What the task asks -> Filter the lines below, copying only those with the string "this".

(Entries from a dataset)
>> Begin

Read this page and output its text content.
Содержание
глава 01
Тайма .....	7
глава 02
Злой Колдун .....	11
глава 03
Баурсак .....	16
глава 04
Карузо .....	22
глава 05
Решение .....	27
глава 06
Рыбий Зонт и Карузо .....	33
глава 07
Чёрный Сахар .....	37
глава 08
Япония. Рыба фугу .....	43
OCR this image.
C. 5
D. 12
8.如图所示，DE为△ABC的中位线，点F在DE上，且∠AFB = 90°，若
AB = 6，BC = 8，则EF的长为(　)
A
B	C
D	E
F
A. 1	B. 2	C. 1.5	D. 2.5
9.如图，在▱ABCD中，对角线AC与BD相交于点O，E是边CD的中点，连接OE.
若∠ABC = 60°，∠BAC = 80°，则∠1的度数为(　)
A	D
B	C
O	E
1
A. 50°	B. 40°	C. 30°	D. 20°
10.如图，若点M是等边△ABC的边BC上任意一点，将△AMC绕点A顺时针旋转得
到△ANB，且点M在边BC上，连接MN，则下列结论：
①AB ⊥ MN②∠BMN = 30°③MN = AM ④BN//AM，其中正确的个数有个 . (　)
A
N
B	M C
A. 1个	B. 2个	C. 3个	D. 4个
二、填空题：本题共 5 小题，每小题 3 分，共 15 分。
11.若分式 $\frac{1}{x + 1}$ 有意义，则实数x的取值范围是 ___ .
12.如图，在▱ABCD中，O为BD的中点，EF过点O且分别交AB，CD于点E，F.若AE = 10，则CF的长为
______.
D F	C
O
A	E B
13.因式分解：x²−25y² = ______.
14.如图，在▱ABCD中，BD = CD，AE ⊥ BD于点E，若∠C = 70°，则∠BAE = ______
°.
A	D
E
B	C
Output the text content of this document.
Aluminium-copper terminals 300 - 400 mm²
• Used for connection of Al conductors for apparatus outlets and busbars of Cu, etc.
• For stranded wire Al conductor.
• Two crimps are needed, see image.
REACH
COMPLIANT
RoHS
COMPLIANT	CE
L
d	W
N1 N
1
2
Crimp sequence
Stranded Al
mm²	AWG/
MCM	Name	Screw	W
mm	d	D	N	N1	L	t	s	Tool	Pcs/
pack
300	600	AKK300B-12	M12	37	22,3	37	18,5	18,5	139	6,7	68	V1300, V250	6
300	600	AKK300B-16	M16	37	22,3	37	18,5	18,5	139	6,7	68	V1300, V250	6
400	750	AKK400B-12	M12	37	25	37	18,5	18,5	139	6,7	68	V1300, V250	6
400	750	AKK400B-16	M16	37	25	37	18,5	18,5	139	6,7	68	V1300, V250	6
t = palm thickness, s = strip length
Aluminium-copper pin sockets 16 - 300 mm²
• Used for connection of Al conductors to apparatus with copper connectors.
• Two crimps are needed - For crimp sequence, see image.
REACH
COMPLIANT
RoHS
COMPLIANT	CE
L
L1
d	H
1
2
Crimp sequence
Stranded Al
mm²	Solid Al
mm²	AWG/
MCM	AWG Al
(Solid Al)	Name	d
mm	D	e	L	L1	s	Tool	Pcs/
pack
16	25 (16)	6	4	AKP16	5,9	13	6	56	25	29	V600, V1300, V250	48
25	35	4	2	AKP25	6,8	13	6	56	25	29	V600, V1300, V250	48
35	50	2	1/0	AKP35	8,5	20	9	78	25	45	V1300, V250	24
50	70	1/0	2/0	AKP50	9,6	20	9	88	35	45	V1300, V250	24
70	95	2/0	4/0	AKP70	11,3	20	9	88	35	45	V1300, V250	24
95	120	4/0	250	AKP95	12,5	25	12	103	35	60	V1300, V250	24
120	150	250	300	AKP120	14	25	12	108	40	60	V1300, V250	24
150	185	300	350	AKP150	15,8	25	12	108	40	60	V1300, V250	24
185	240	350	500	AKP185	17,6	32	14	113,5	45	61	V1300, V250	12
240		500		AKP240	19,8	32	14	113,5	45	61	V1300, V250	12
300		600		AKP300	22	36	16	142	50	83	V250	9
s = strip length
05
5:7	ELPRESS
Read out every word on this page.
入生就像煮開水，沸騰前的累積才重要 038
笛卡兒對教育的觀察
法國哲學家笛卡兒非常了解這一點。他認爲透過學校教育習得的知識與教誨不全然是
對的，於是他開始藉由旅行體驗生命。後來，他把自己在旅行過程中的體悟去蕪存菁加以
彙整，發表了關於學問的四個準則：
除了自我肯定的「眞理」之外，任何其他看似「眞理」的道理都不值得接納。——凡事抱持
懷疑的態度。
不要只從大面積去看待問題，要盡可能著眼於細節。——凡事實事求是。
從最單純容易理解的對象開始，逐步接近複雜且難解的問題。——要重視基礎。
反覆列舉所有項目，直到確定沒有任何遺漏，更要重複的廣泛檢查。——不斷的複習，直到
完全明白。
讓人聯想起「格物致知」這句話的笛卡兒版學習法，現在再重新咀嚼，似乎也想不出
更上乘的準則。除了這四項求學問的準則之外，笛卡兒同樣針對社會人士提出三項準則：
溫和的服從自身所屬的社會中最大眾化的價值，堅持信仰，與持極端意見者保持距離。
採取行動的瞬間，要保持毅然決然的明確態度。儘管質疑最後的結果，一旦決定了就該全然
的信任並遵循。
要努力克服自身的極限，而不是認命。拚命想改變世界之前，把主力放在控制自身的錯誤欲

>> End

Solved problem ->
Read this page and output its text content.
OCR this image.
Output the text content of this document.
Read out every word on this page.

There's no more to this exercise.